> [Source material]:
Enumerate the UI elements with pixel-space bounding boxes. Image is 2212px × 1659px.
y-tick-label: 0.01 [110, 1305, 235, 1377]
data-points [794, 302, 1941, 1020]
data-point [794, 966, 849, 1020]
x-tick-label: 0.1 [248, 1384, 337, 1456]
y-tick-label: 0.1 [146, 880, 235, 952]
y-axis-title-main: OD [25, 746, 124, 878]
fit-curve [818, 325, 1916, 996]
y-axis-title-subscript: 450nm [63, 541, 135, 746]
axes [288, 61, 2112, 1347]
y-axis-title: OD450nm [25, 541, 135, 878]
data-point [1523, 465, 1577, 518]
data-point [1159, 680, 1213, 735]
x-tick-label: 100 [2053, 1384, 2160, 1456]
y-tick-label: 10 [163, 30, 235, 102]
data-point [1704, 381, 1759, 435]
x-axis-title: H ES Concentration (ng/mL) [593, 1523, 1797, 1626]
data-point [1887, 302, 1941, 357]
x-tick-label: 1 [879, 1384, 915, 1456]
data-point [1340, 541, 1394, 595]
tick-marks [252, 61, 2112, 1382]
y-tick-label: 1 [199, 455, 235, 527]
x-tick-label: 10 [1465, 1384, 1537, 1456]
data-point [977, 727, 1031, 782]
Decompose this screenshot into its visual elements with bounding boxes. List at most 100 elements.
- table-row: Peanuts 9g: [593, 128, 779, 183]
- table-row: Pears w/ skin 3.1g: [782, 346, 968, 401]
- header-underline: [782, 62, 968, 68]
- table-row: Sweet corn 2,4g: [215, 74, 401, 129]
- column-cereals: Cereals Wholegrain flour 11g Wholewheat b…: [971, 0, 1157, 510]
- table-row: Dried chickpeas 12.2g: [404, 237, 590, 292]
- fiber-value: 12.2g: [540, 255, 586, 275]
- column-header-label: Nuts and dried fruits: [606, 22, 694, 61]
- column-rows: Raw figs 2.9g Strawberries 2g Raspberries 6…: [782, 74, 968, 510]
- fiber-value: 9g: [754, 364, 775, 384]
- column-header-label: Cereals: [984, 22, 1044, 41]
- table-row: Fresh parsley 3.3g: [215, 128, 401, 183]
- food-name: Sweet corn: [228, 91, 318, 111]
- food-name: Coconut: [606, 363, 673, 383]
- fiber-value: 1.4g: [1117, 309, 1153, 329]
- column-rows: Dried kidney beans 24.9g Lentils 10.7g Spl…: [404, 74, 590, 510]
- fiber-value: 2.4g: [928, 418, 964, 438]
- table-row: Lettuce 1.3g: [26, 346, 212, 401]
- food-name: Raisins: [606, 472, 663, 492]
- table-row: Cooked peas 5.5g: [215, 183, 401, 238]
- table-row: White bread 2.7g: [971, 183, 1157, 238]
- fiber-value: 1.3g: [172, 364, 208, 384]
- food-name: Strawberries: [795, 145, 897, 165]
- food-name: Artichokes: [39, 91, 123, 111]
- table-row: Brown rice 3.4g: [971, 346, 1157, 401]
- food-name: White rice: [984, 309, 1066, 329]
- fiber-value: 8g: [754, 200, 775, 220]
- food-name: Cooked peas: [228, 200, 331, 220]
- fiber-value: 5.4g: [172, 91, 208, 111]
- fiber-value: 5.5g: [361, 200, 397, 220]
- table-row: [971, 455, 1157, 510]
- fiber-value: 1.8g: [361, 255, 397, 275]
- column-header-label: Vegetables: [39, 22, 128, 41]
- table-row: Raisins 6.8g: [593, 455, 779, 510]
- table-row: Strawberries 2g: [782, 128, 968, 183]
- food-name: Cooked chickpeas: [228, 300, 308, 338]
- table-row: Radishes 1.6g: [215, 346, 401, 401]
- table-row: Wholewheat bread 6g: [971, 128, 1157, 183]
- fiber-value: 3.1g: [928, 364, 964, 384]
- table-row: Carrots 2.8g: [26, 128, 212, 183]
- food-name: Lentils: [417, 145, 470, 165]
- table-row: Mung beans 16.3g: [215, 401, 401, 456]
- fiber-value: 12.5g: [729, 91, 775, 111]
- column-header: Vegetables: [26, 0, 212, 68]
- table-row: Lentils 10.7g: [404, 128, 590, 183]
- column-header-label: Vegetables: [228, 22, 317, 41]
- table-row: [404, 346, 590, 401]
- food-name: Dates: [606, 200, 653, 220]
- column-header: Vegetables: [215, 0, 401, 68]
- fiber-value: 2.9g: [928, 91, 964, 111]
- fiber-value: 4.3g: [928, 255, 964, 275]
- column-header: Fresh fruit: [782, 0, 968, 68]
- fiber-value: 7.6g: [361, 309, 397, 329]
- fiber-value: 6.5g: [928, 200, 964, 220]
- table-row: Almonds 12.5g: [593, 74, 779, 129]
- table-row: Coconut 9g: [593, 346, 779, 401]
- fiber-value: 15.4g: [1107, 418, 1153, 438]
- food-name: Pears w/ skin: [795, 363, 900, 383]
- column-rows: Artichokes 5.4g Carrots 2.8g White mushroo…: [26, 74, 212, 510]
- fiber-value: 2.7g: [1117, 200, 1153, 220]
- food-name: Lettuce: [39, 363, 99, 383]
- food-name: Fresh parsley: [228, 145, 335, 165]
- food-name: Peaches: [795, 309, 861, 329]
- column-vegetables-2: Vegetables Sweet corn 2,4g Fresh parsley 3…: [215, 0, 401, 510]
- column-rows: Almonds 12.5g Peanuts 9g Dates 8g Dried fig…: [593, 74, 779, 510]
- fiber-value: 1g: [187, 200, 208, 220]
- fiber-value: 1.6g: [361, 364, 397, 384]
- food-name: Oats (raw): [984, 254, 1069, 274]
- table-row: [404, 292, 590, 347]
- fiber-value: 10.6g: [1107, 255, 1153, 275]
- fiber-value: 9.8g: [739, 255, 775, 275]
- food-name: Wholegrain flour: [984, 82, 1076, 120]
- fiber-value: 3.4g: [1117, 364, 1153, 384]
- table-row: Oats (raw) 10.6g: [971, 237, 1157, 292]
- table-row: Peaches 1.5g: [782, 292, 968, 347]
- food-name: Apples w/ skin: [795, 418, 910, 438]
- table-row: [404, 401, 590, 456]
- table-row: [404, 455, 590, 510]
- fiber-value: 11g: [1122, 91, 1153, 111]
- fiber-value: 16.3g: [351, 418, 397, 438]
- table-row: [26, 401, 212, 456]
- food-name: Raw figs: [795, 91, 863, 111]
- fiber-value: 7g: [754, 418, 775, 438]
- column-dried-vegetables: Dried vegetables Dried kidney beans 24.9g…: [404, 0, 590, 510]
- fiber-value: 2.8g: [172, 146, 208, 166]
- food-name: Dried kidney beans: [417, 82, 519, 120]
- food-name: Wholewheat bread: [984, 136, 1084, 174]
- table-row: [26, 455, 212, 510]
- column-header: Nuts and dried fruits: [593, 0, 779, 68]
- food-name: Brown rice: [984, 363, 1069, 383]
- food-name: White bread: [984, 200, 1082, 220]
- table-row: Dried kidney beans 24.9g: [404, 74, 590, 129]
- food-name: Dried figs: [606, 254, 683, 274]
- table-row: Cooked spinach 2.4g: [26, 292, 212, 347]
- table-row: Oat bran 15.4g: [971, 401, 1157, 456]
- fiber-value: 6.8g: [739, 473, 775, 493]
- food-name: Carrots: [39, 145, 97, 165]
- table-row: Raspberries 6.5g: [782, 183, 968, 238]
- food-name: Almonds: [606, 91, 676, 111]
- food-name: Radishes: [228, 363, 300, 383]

> [Goal of the exercise]: Collect every line in the records that contains the word "Peanuts".

> [Full output]:
- table-row: Peanuts 9g: [593, 128, 779, 183]
- column-rows: Almonds 12.5g Peanuts 9g Dates 8g Dried fig…: [593, 74, 779, 510]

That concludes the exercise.